--- Start of DATA ENTRIES ---

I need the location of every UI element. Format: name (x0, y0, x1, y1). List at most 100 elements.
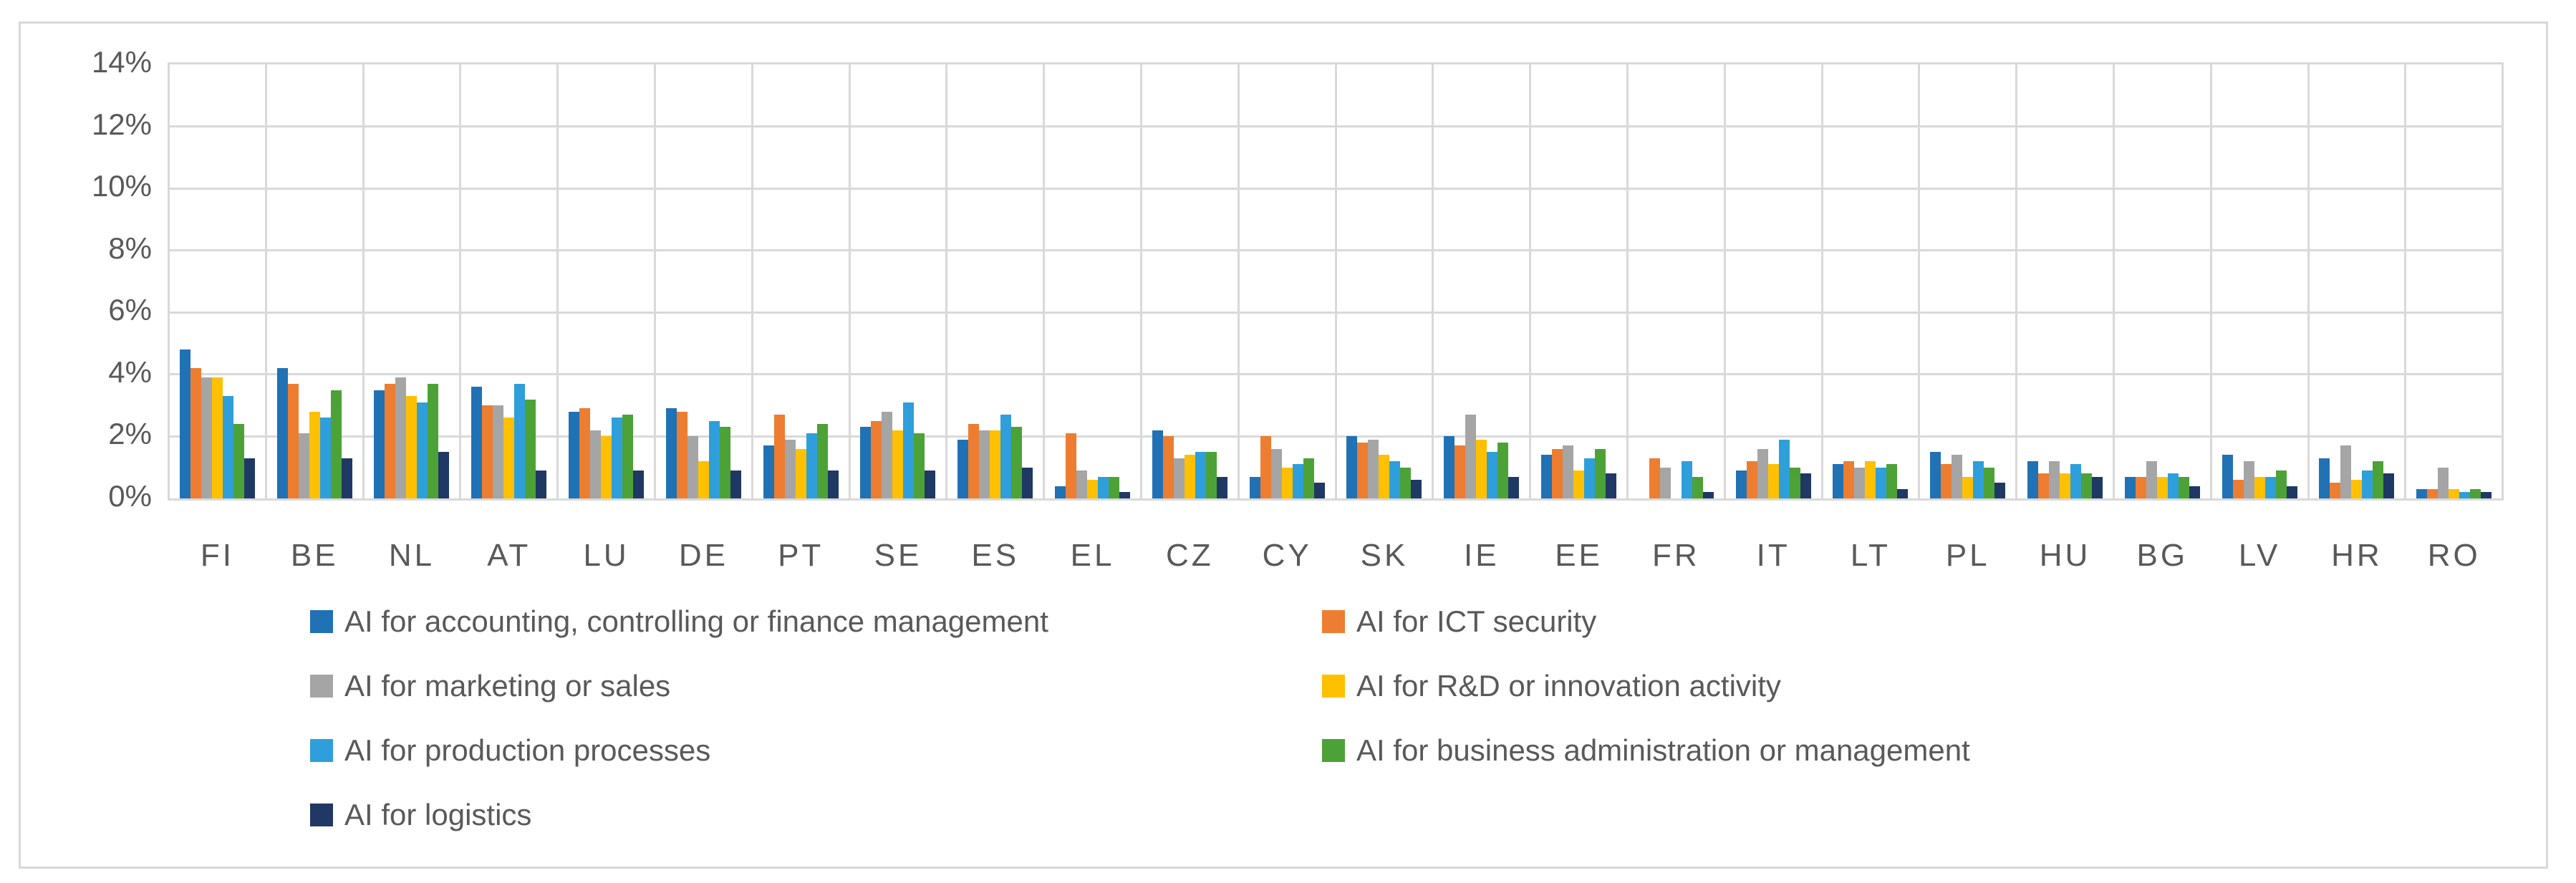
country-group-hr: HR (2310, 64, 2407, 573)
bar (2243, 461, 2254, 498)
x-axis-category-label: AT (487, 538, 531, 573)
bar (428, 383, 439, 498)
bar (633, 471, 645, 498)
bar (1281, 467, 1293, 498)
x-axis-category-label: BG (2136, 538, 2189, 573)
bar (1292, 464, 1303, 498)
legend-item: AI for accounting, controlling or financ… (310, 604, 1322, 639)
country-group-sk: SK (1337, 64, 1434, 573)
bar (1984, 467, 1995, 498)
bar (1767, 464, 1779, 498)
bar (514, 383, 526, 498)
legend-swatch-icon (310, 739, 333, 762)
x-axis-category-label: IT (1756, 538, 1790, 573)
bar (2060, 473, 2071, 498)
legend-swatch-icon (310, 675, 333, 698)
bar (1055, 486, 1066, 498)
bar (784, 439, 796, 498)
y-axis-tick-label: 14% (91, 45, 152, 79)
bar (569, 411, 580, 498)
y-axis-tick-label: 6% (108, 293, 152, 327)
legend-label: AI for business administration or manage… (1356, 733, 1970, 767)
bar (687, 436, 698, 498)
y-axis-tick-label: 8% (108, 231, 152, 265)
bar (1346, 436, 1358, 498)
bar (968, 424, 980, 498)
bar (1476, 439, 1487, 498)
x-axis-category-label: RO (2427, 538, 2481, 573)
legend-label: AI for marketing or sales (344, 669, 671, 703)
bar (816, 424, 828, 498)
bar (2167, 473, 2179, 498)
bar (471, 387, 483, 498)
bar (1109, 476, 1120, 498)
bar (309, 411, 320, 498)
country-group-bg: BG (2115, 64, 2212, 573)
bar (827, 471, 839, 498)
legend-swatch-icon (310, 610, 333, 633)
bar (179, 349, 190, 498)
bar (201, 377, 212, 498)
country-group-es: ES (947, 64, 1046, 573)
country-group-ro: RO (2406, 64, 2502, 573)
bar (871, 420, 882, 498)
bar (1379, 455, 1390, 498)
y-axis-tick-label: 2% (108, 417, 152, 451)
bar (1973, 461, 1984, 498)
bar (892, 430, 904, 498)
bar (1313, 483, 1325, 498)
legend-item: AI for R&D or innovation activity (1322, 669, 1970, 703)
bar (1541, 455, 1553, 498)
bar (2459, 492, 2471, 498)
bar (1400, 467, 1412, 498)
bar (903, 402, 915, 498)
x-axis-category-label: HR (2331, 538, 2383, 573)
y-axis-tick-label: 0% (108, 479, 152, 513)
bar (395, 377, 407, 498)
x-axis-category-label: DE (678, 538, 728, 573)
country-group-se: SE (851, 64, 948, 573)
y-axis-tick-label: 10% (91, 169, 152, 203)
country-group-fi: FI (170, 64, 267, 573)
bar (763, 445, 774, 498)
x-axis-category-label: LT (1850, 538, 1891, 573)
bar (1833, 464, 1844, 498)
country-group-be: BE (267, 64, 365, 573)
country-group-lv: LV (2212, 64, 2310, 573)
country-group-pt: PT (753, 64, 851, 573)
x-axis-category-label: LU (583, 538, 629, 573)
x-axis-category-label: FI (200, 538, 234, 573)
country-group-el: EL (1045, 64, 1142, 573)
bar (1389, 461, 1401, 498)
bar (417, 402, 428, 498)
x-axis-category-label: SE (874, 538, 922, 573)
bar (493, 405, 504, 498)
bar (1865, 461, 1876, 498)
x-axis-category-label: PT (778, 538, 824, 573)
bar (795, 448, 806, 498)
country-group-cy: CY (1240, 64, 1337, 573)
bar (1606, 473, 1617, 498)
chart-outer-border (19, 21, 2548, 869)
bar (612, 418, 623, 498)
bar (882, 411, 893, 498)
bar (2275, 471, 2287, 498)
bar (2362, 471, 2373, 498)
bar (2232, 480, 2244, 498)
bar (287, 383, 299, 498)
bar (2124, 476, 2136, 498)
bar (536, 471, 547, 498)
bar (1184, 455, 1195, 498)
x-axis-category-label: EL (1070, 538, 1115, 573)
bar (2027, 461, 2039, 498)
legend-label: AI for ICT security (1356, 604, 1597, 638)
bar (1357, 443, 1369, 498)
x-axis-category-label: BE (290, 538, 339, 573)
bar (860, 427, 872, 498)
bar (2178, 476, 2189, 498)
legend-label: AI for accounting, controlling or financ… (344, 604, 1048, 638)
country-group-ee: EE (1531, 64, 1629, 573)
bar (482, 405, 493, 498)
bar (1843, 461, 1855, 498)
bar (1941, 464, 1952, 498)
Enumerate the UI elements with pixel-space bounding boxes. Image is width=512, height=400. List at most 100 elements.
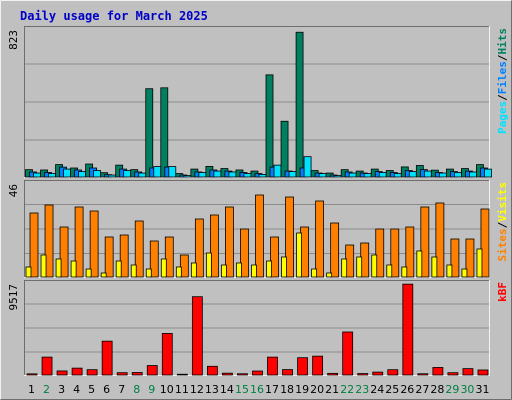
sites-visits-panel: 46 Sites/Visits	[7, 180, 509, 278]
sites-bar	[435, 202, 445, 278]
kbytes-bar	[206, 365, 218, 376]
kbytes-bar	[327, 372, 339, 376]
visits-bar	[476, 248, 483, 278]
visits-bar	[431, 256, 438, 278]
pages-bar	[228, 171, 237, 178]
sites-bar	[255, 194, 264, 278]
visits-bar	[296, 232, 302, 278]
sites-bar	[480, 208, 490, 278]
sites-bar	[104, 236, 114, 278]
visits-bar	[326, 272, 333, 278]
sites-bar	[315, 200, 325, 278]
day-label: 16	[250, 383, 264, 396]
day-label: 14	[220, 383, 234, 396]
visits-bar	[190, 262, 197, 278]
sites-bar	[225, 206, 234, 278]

--- End of DATA ENTRIES ---

TASK REQUIREMENTS =
Transcribe every one of the lines above exactly as they appear, leaving the pictures out.

TASK SOLUTION =
I need the location of every UI element. Format: name (x0, y0, x1, y1). List at most 100 elements.
country-group-hr: HR (2310, 64, 2407, 573)
bar (2243, 461, 2254, 498)
x-axis-category-label: AT (487, 538, 531, 573)
bar (428, 383, 439, 498)
bar (633, 471, 645, 498)
bar (1281, 467, 1293, 498)
x-axis-category-label: BG (2136, 538, 2189, 573)
bar (1292, 464, 1303, 498)
legend-item: AI for accounting, controlling or financ… (310, 604, 1322, 639)
country-group-sk: SK (1337, 64, 1434, 573)
bar (1984, 467, 1995, 498)
bar (1767, 464, 1779, 498)
bar (514, 383, 526, 498)
legend-swatch-icon (310, 739, 333, 762)
x-axis-category-label: IT (1756, 538, 1790, 573)
bar (2060, 473, 2071, 498)
legend-swatch-icon (310, 675, 333, 698)
bar (1055, 486, 1066, 498)
bar (784, 439, 796, 498)
y-axis-tick-label: 14% (91, 45, 152, 79)
bar (569, 411, 580, 498)
y-axis-tick-label: 6% (108, 293, 152, 327)
legend-label: AI for business administration or manage… (1356, 733, 1970, 767)
bar (687, 436, 698, 498)
y-axis-tick-label: 8% (108, 231, 152, 265)
bar (1346, 436, 1358, 498)
bar (968, 424, 980, 498)
bar (1476, 439, 1487, 498)
x-axis-category-label: RO (2427, 538, 2481, 573)
legend-label: AI for marketing or sales (344, 669, 671, 703)
bar (816, 424, 828, 498)
bar (2167, 473, 2179, 498)
bar (471, 387, 483, 498)
bar (1109, 476, 1120, 498)
bar (309, 411, 320, 498)
country-group-bg: BG (2115, 64, 2212, 573)
bar (827, 471, 839, 498)
legend-swatch-icon (310, 610, 333, 633)
bar (179, 349, 190, 498)
bar (201, 377, 212, 498)
country-group-es: ES (947, 64, 1046, 573)
country-group-ro: RO (2406, 64, 2502, 573)
bar (871, 420, 882, 498)
bar (1379, 455, 1390, 498)
y-axis-tick-label: 2% (108, 417, 152, 451)
bar (1973, 461, 1984, 498)
bar (892, 430, 904, 498)
bar (1313, 483, 1325, 498)
legend-item: AI for R&D or innovation activity (1322, 669, 1970, 703)
bar (1541, 455, 1553, 498)
bar (2459, 492, 2471, 498)
bar (1400, 467, 1412, 498)
bar (903, 402, 915, 498)
x-axis-category-label: HR (2331, 538, 2383, 573)
y-axis-tick-label: 0% (108, 479, 152, 513)
bar (395, 377, 407, 498)
x-axis-category-label: DE (678, 538, 728, 573)
country-group-se: SE (851, 64, 948, 573)
y-axis-tick-label: 10% (91, 169, 152, 203)
country-group-fi: FI (170, 64, 267, 573)
bar (763, 445, 774, 498)
x-axis-category-label: LT (1850, 538, 1891, 573)
bar (1833, 464, 1844, 498)
country-group-be: BE (267, 64, 365, 573)
country-group-lv: LV (2212, 64, 2310, 573)
country-group-pt: PT (753, 64, 851, 573)
x-axis-category-label: LU (583, 538, 629, 573)
x-axis-category-label: FI (200, 538, 234, 573)
country-group-el: EL (1045, 64, 1142, 573)
bar (1389, 461, 1401, 498)
bar (417, 402, 428, 498)
x-axis-category-label: SE (874, 538, 922, 573)
bar (493, 405, 504, 498)
bar (1865, 461, 1876, 498)
x-axis-category-label: PT (778, 538, 824, 573)
bar (795, 448, 806, 498)
country-group-cy: CY (1240, 64, 1337, 573)
bar (1606, 473, 1617, 498)
chart-outer-border (19, 21, 2548, 869)
bar (612, 418, 623, 498)
bar (882, 411, 893, 498)
bar (2275, 471, 2287, 498)
bar (2362, 471, 2373, 498)
bar (2232, 480, 2244, 498)
bar (287, 383, 299, 498)
bar (2124, 476, 2136, 498)
bar (536, 471, 547, 498)
bar (1184, 455, 1195, 498)
x-axis-category-label: EL (1070, 538, 1115, 573)
bar (2027, 461, 2039, 498)
legend-label: AI for ICT security (1356, 604, 1597, 638)
bar (1357, 443, 1369, 498)
x-axis-category-label: BE (290, 538, 339, 573)
bar (860, 427, 872, 498)
bar (2178, 476, 2189, 498)
legend-label: AI for accounting, controlling or financ… (344, 604, 1048, 638)
country-group-ee: EE (1531, 64, 1629, 573)
bar (482, 405, 493, 498)
bar (1843, 461, 1855, 498)
bar (1941, 464, 1952, 498)
Enumerate the UI elements with pixel-space bounding boxes. Image is width=512, height=400. List at most 100 elements.
sites-visits-panel: 46 Sites/Visits	[7, 180, 509, 278]
sites-bar	[435, 202, 445, 278]
kbytes-bar	[206, 365, 218, 376]
kbytes-bar	[327, 372, 339, 376]
visits-bar	[476, 248, 483, 278]
visits-bar	[431, 256, 438, 278]
pages-bar	[228, 171, 237, 178]
sites-bar	[255, 194, 264, 278]
visits-bar	[296, 232, 302, 278]
sites-bar	[480, 208, 490, 278]
sites-bar	[104, 236, 114, 278]
visits-bar	[326, 272, 333, 278]
sites-bar	[315, 200, 325, 278]
day-label: 16	[250, 383, 264, 396]
day-label: 14	[220, 383, 234, 396]
visits-bar	[190, 262, 197, 278]
sites-bar	[225, 206, 234, 278]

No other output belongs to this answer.